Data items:
=-=-=
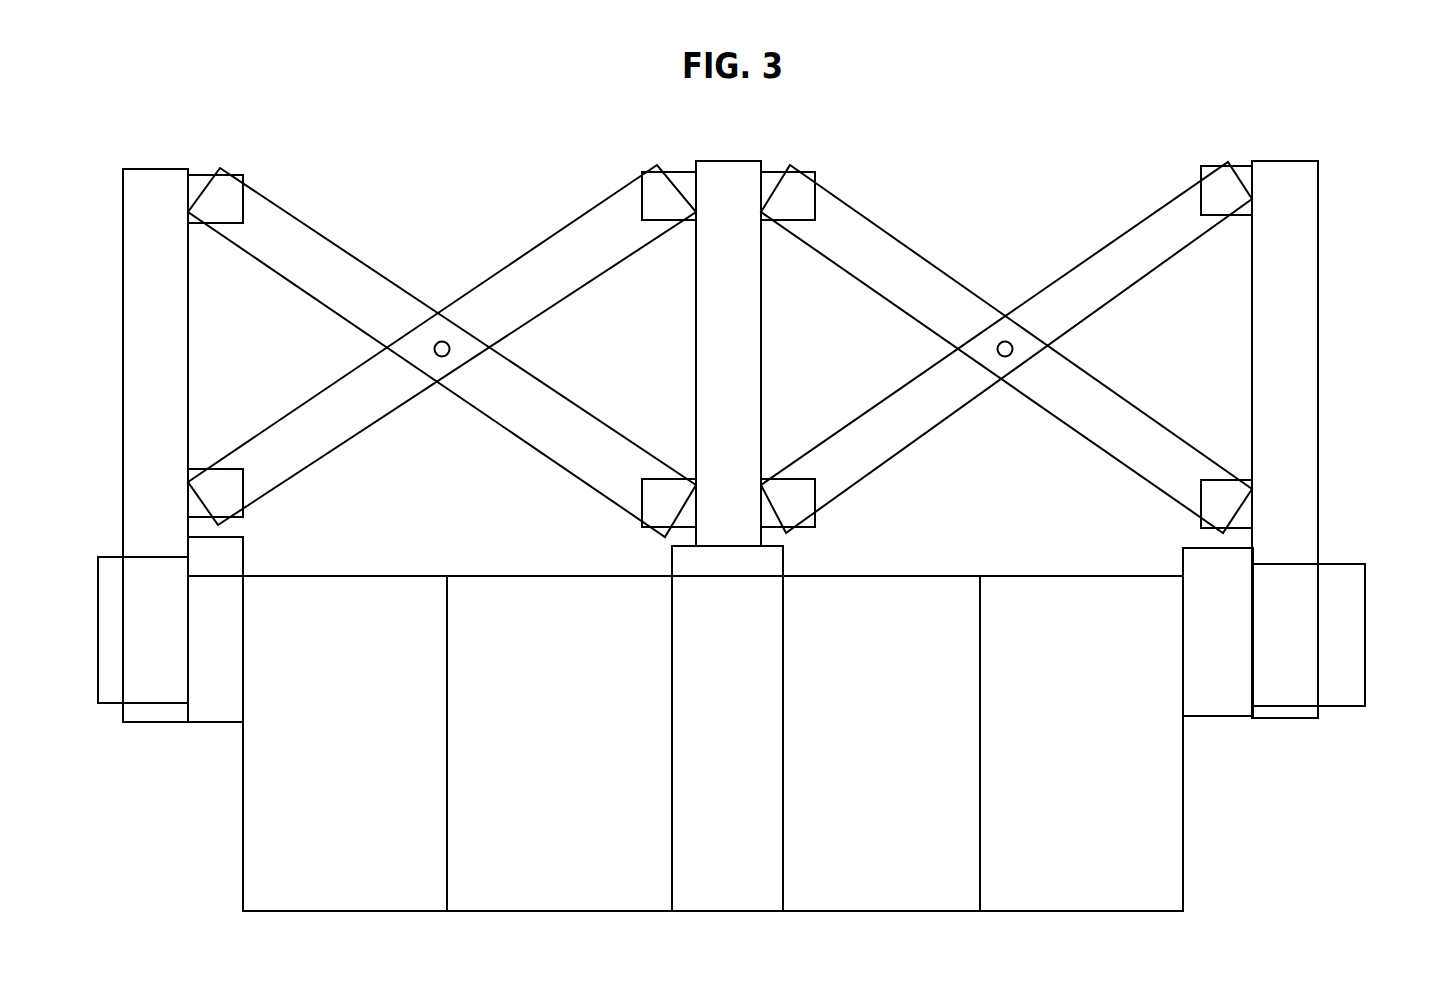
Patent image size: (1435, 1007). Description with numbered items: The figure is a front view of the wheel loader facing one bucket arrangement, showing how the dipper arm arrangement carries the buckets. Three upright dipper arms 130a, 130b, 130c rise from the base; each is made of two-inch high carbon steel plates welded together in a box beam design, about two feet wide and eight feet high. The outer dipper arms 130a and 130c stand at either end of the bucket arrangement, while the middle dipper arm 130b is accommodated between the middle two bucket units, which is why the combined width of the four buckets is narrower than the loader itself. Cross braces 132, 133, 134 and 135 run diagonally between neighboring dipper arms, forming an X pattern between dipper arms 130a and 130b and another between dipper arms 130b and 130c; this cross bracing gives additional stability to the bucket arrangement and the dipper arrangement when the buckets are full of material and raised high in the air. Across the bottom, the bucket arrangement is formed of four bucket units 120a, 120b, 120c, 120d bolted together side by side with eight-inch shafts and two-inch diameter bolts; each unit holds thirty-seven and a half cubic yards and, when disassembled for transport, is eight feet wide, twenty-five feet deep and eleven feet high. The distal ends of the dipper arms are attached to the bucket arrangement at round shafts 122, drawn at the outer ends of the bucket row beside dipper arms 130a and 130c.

The dipper arm 130a is at (122, 283).
The dipper arm 130b is at (725, 178).
The dipper arm 130c is at (1318, 285).
The cross brace 132 is at (278, 226).
The cross brace 133 is at (597, 216).
The cross brace 134 is at (877, 245).
The cross brace 135 is at (1123, 237).
The round shaft 122 is at (115, 655).
The bucket unit 120a is at (345, 743).
The bucket unit 120b is at (559, 743).
The bucket unit 120c is at (881, 743).
The bucket unit 120d is at (1081, 743).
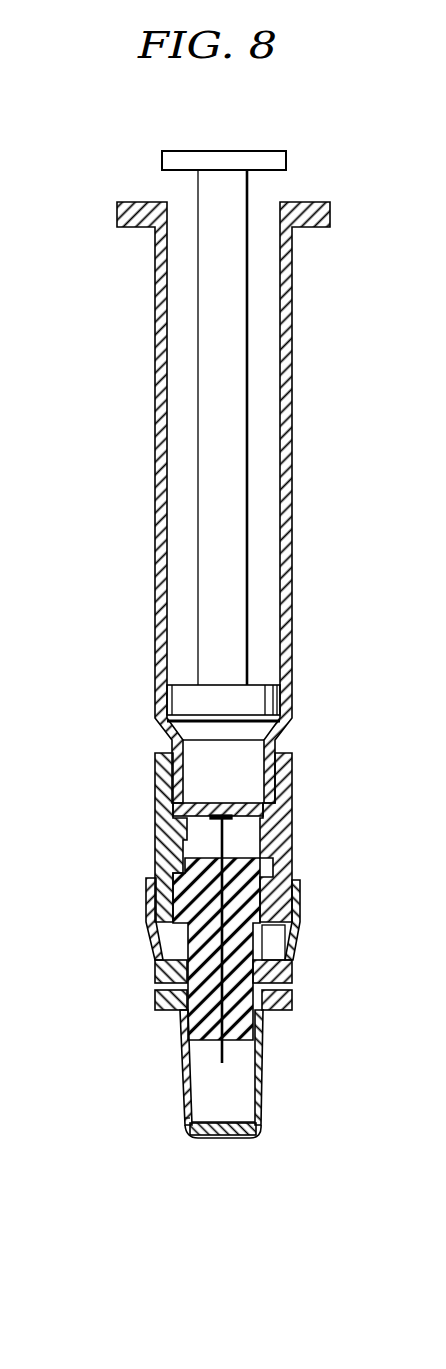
=-=-=
Swap "wheel loader" for "front loader" in the stretch from the start of the rows through the line containing "The dipper arm 130a is at (122, 283).", keeping everything else the same. Give back only those lines, without the pictures.

Patent image size: (1435, 1007). Description with numbered items: The figure is a front view of the front loader facing one bucket arrangement, showing how the dipper arm arrangement carries the buckets. Three upright dipper arms 130a, 130b, 130c rise from the base; each is made of two-inch high carbon steel plates welded together in a box beam design, about two feet wide and eight feet high. The outer dipper arms 130a and 130c stand at either end of the bucket arrangement, while the middle dipper arm 130b is accommodated between the middle two bucket units, which is why the combined width of the four buckets is narrower than the loader itself. Cross braces 132, 133, 134 and 135 run diagonally between neighboring dipper arms, forming an X pattern between dipper arms 130a and 130b and another between dipper arms 130b and 130c; this cross bracing gives additional stability to the bucket arrangement and the dipper arrangement when the buckets are full of material and raised high in the air. Across the bottom, the bucket arrangement is formed of four bucket units 120a, 120b, 120c, 120d bolted together side by side with eight-inch shafts and two-inch diameter bolts; each unit holds thirty-seven and a half cubic yards and, when disassembled for transport, is eight feet wide, twenty-five feet deep and eleven feet high. The distal ends of the dipper arms are attached to the bucket arrangement at round shafts 122, drawn at the outer ends of the bucket row beside dipper arms 130a and 130c.

The dipper arm 130a is at (122, 283).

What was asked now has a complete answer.